What is required → Give the entries back exactly, dropping each image.

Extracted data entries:
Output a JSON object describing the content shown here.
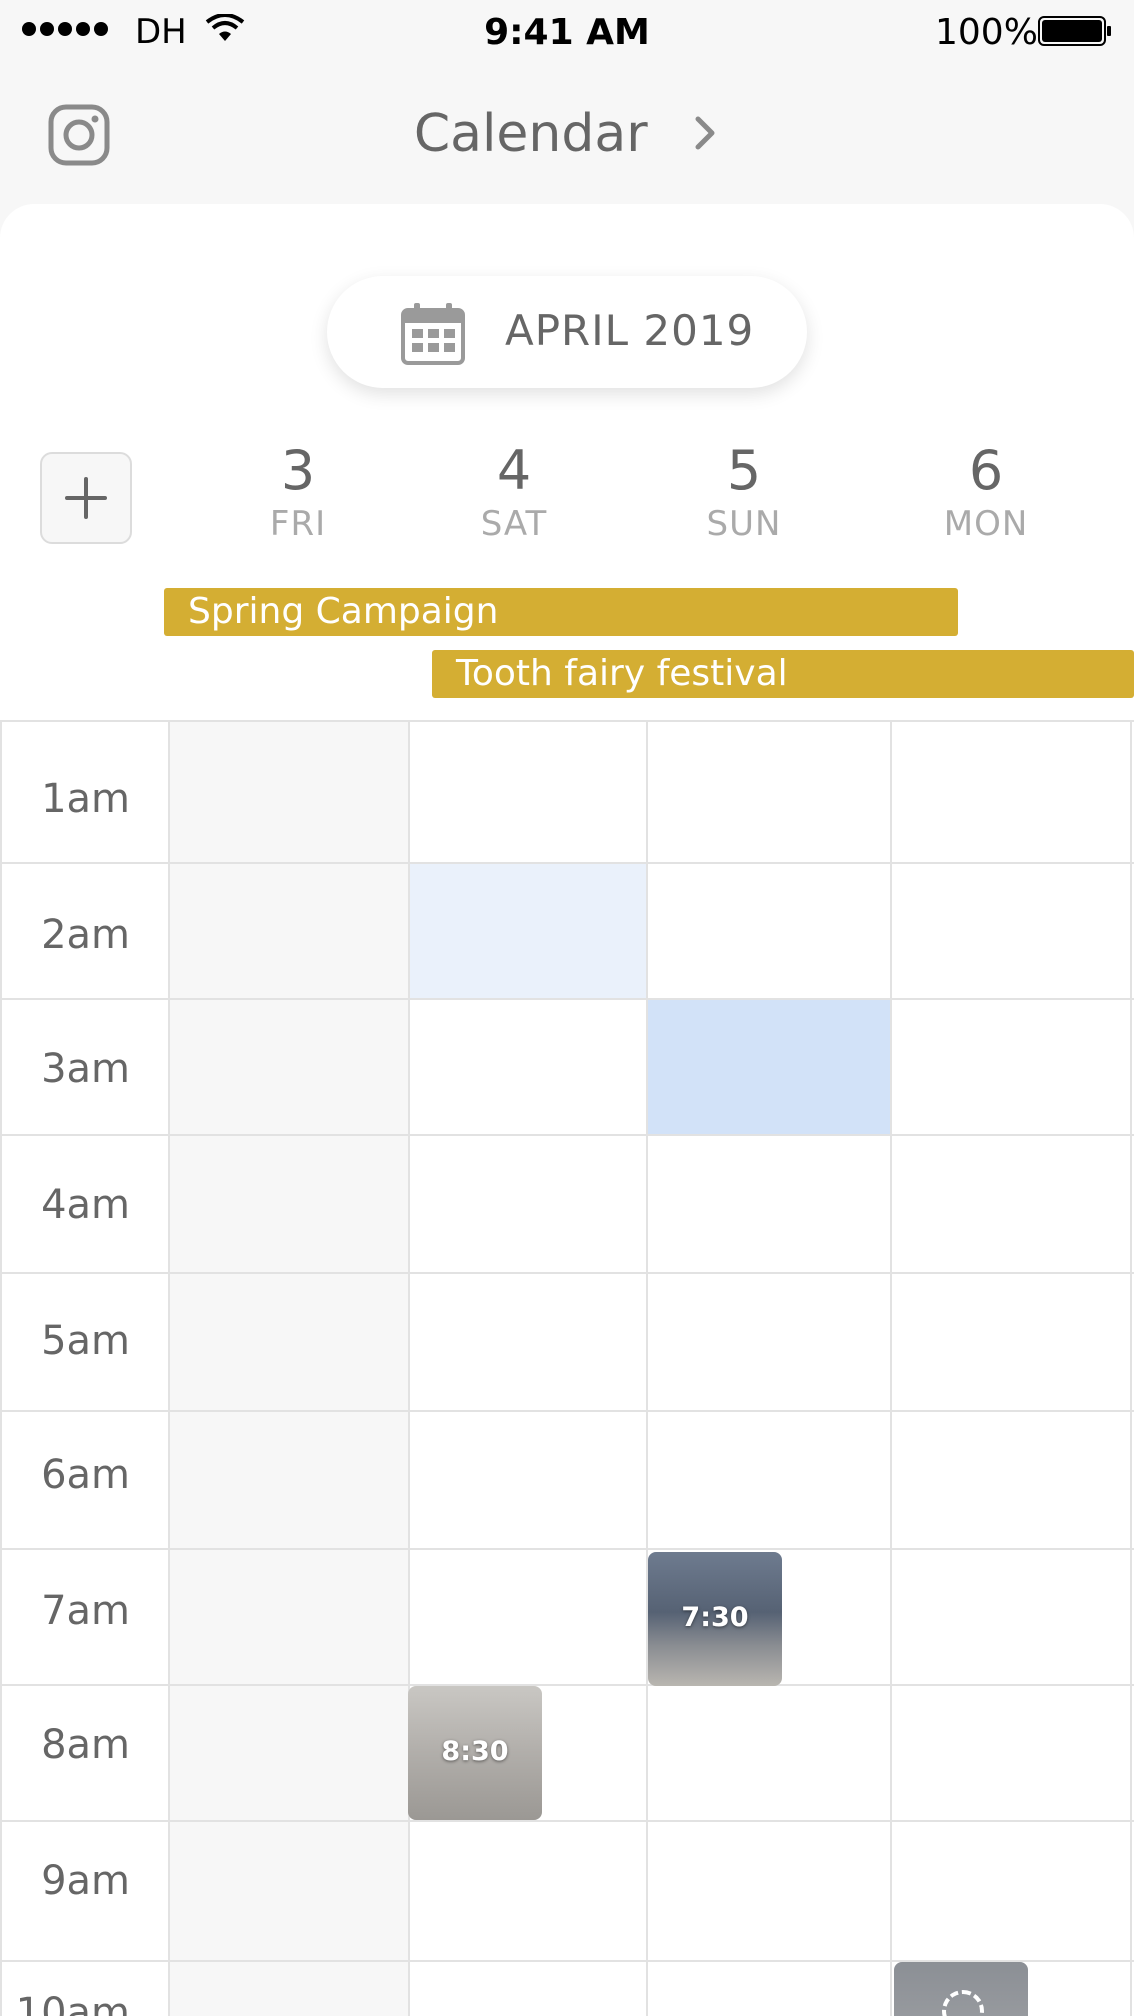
{
  "status_bar": {
    "carrier": "DH",
    "time": "9:41 AM",
    "battery": "100%"
  },
  "header": {
    "title": "Calendar"
  },
  "month_selector": {
    "label": "APRIL 2019"
  },
  "days": [
    {
      "num": "3",
      "dow": "FRI"
    },
    {
      "num": "4",
      "dow": "SAT"
    },
    {
      "num": "5",
      "dow": "SUN"
    },
    {
      "num": "6",
      "dow": "MON"
    }
  ],
  "events": [
    {
      "title": "Spring Campaign"
    },
    {
      "title": "Tooth fairy festival"
    }
  ],
  "hours": [
    "1am",
    "2am",
    "3am",
    "4am",
    "5am",
    "6am",
    "7am",
    "8am",
    "9am",
    "10am"
  ],
  "posts": [
    {
      "time": "7:30",
      "day": "SUN"
    },
    {
      "time": "8:30",
      "day": "SAT"
    }
  ],
  "colors": {
    "event": "#d4ae33",
    "selected_cell": "#d2e2f8",
    "hover_cell": "#eaf1fb",
    "gridline": "#e2e2e2"
  }
}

Worked answer →
Output a JSON object describing the content shown here.
{
  "status_bar": {
    "carrier": "DH",
    "time": "9:41 AM",
    "battery": "100%"
  },
  "header": {
    "title": "Calendar"
  },
  "month_selector": {
    "label": "APRIL 2019"
  },
  "days": [
    {
      "num": "3",
      "dow": "FRI"
    },
    {
      "num": "4",
      "dow": "SAT"
    },
    {
      "num": "5",
      "dow": "SUN"
    },
    {
      "num": "6",
      "dow": "MON"
    }
  ],
  "events": [
    {
      "title": "Spring Campaign"
    },
    {
      "title": "Tooth fairy festival"
    }
  ],
  "hours": [
    "1am",
    "2am",
    "3am",
    "4am",
    "5am",
    "6am",
    "7am",
    "8am",
    "9am",
    "10am"
  ],
  "posts": [
    {
      "time": "7:30",
      "day": "SUN"
    },
    {
      "time": "8:30",
      "day": "SAT"
    }
  ],
  "colors": {
    "event": "#d4ae33",
    "selected_cell": "#d2e2f8",
    "hover_cell": "#eaf1fb",
    "gridline": "#e2e2e2"
  }
}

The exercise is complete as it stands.